Every entry that follows needs to be repeated exactly.

**Dataset**.
▼

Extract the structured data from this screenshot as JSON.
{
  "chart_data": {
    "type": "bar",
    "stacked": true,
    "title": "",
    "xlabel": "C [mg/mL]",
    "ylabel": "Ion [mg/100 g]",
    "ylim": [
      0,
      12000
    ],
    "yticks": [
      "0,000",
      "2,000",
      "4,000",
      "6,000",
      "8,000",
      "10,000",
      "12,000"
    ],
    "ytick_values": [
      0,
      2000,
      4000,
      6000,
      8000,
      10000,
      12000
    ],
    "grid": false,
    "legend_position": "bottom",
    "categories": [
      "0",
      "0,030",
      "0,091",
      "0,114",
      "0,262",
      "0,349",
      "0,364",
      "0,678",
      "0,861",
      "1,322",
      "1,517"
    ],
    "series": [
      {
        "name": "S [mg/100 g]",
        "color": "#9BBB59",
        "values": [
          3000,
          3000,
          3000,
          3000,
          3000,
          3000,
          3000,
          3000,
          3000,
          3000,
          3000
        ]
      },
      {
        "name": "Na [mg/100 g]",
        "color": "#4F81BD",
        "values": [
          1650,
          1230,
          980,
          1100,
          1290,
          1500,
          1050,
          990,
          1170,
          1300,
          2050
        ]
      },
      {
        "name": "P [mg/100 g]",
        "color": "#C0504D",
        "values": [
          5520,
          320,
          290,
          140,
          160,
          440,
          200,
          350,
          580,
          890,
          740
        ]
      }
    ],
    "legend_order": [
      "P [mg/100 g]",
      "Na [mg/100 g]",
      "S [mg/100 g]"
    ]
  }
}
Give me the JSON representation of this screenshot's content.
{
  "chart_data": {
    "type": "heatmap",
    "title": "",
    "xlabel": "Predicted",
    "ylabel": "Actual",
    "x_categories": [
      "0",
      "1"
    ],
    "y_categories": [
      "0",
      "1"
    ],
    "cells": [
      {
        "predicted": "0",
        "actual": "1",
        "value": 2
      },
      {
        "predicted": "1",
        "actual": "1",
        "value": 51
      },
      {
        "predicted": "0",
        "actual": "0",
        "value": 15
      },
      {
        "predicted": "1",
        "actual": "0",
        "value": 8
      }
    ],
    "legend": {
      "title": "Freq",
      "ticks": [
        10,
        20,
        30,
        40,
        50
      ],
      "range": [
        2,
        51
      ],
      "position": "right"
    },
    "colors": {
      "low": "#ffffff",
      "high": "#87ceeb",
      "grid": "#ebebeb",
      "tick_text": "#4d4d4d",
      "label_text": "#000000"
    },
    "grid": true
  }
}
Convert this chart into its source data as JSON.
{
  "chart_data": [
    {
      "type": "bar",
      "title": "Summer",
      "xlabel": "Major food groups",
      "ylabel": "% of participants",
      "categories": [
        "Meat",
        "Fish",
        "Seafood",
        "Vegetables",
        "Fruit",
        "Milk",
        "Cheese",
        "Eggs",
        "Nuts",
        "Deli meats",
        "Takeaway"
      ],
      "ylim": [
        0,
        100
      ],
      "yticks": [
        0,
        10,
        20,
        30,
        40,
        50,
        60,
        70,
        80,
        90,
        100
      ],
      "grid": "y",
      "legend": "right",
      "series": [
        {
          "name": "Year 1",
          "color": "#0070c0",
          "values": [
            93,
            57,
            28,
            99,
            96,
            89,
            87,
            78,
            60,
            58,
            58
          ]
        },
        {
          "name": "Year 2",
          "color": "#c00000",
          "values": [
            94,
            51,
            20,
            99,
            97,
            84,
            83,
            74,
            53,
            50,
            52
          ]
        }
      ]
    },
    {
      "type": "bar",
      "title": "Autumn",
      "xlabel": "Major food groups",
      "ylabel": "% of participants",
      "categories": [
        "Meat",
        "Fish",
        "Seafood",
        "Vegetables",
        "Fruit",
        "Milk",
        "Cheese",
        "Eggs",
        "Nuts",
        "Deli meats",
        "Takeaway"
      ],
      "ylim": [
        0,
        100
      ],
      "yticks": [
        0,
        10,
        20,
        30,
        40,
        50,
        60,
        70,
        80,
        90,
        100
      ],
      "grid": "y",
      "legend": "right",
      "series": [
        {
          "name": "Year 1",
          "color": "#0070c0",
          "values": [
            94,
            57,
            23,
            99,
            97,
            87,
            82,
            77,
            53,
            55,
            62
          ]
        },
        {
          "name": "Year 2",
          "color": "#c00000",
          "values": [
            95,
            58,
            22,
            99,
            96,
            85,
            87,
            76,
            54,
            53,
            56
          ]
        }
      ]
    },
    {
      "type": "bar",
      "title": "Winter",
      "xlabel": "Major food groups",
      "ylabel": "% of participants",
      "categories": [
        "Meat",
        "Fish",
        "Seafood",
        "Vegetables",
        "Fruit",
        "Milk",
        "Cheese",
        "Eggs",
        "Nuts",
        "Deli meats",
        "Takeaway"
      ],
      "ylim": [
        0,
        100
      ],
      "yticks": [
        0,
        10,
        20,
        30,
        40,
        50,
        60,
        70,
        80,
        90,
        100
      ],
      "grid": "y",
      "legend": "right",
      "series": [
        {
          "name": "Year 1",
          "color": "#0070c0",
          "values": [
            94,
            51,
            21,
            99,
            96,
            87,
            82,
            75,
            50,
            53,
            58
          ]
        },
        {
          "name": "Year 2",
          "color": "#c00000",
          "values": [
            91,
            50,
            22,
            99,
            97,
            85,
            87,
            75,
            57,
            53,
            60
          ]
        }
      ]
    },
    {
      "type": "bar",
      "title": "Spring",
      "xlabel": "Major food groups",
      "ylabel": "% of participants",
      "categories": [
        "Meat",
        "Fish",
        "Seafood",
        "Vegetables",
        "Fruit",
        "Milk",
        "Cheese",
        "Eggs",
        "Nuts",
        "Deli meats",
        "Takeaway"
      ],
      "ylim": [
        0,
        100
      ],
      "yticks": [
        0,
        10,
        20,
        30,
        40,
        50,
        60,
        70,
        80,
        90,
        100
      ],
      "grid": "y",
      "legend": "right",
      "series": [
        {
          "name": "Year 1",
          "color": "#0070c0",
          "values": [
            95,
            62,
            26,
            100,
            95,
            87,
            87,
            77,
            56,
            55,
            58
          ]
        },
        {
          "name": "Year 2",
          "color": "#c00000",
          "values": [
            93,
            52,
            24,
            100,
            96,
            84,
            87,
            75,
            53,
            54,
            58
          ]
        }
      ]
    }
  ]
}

▲

**Answer to the exercise**.
Extract the structured data from this screenshot as JSON.
{
  "chart_data": {
    "type": "bar",
    "stacked": true,
    "title": "",
    "xlabel": "C [mg/mL]",
    "ylabel": "Ion [mg/100 g]",
    "ylim": [
      0,
      12000
    ],
    "yticks": [
      "0,000",
      "2,000",
      "4,000",
      "6,000",
      "8,000",
      "10,000",
      "12,000"
    ],
    "ytick_values": [
      0,
      2000,
      4000,
      6000,
      8000,
      10000,
      12000
    ],
    "grid": false,
    "legend_position": "bottom",
    "categories": [
      "0",
      "0,030",
      "0,091",
      "0,114",
      "0,262",
      "0,349",
      "0,364",
      "0,678",
      "0,861",
      "1,322",
      "1,517"
    ],
    "series": [
      {
        "name": "S [mg/100 g]",
        "color": "#9BBB59",
        "values": [
          3000,
          3000,
          3000,
          3000,
          3000,
          3000,
          3000,
          3000,
          3000,
          3000,
          3000
        ]
      },
      {
        "name": "Na [mg/100 g]",
        "color": "#4F81BD",
        "values": [
          1650,
          1230,
          980,
          1100,
          1290,
          1500,
          1050,
          990,
          1170,
          1300,
          2050
        ]
      },
      {
        "name": "P [mg/100 g]",
        "color": "#C0504D",
        "values": [
          5520,
          320,
          290,
          140,
          160,
          440,
          200,
          350,
          580,
          890,
          740
        ]
      }
    ],
    "legend_order": [
      "P [mg/100 g]",
      "Na [mg/100 g]",
      "S [mg/100 g]"
    ]
  }
}
Give me the JSON representation of this screenshot's content.
{
  "chart_data": {
    "type": "heatmap",
    "title": "",
    "xlabel": "Predicted",
    "ylabel": "Actual",
    "x_categories": [
      "0",
      "1"
    ],
    "y_categories": [
      "0",
      "1"
    ],
    "cells": [
      {
        "predicted": "0",
        "actual": "1",
        "value": 2
      },
      {
        "predicted": "1",
        "actual": "1",
        "value": 51
      },
      {
        "predicted": "0",
        "actual": "0",
        "value": 15
      },
      {
        "predicted": "1",
        "actual": "0",
        "value": 8
      }
    ],
    "legend": {
      "title": "Freq",
      "ticks": [
        10,
        20,
        30,
        40,
        50
      ],
      "range": [
        2,
        51
      ],
      "position": "right"
    },
    "colors": {
      "low": "#ffffff",
      "high": "#87ceeb",
      "grid": "#ebebeb",
      "tick_text": "#4d4d4d",
      "label_text": "#000000"
    },
    "grid": true
  }
}
Convert this chart into its source data as JSON.
{
  "chart_data": [
    {
      "type": "bar",
      "title": "Summer",
      "xlabel": "Major food groups",
      "ylabel": "% of participants",
      "categories": [
        "Meat",
        "Fish",
        "Seafood",
        "Vegetables",
        "Fruit",
        "Milk",
        "Cheese",
        "Eggs",
        "Nuts",
        "Deli meats",
        "Takeaway"
      ],
      "ylim": [
        0,
        100
      ],
      "yticks": [
        0,
        10,
        20,
        30,
        40,
        50,
        60,
        70,
        80,
        90,
        100
      ],
      "grid": "y",
      "legend": "right",
      "series": [
        {
          "name": "Year 1",
          "color": "#0070c0",
          "values": [
            93,
            57,
            28,
            99,
            96,
            89,
            87,
            78,
            60,
            58,
            58
          ]
        },
        {
          "name": "Year 2",
          "color": "#c00000",
          "values": [
            94,
            51,
            20,
            99,
            97,
            84,
            83,
            74,
            53,
            50,
            52
          ]
        }
      ]
    },
    {
      "type": "bar",
      "title": "Autumn",
      "xlabel": "Major food groups",
      "ylabel": "% of participants",
      "categories": [
        "Meat",
        "Fish",
        "Seafood",
        "Vegetables",
        "Fruit",
        "Milk",
        "Cheese",
        "Eggs",
        "Nuts",
        "Deli meats",
        "Takeaway"
      ],
      "ylim": [
        0,
        100
      ],
      "yticks": [
        0,
        10,
        20,
        30,
        40,
        50,
        60,
        70,
        80,
        90,
        100
      ],
      "grid": "y",
      "legend": "right",
      "series": [
        {
          "name": "Year 1",
          "color": "#0070c0",
          "values": [
            94,
            57,
            23,
            99,
            97,
            87,
            82,
            77,
            53,
            55,
            62
          ]
        },
        {
          "name": "Year 2",
          "color": "#c00000",
          "values": [
            95,
            58,
            22,
            99,
            96,
            85,
            87,
            76,
            54,
            53,
            56
          ]
        }
      ]
    },
    {
      "type": "bar",
      "title": "Winter",
      "xlabel": "Major food groups",
      "ylabel": "% of participants",
      "categories": [
        "Meat",
        "Fish",
        "Seafood",
        "Vegetables",
        "Fruit",
        "Milk",
        "Cheese",
        "Eggs",
        "Nuts",
        "Deli meats",
        "Takeaway"
      ],
      "ylim": [
        0,
        100
      ],
      "yticks": [
        0,
        10,
        20,
        30,
        40,
        50,
        60,
        70,
        80,
        90,
        100
      ],
      "grid": "y",
      "legend": "right",
      "series": [
        {
          "name": "Year 1",
          "color": "#0070c0",
          "values": [
            94,
            51,
            21,
            99,
            96,
            87,
            82,
            75,
            50,
            53,
            58
          ]
        },
        {
          "name": "Year 2",
          "color": "#c00000",
          "values": [
            91,
            50,
            22,
            99,
            97,
            85,
            87,
            75,
            57,
            53,
            60
          ]
        }
      ]
    },
    {
      "type": "bar",
      "title": "Spring",
      "xlabel": "Major food groups",
      "ylabel": "% of participants",
      "categories": [
        "Meat",
        "Fish",
        "Seafood",
        "Vegetables",
        "Fruit",
        "Milk",
        "Cheese",
        "Eggs",
        "Nuts",
        "Deli meats",
        "Takeaway"
      ],
      "ylim": [
        0,
        100
      ],
      "yticks": [
        0,
        10,
        20,
        30,
        40,
        50,
        60,
        70,
        80,
        90,
        100
      ],
      "grid": "y",
      "legend": "right",
      "series": [
        {
          "name": "Year 1",
          "color": "#0070c0",
          "values": [
            95,
            62,
            26,
            100,
            95,
            87,
            87,
            77,
            56,
            55,
            58
          ]
        },
        {
          "name": "Year 2",
          "color": "#c00000",
          "values": [
            93,
            52,
            24,
            100,
            96,
            84,
            87,
            75,
            53,
            54,
            58
          ]
        }
      ]
    }
  ]
}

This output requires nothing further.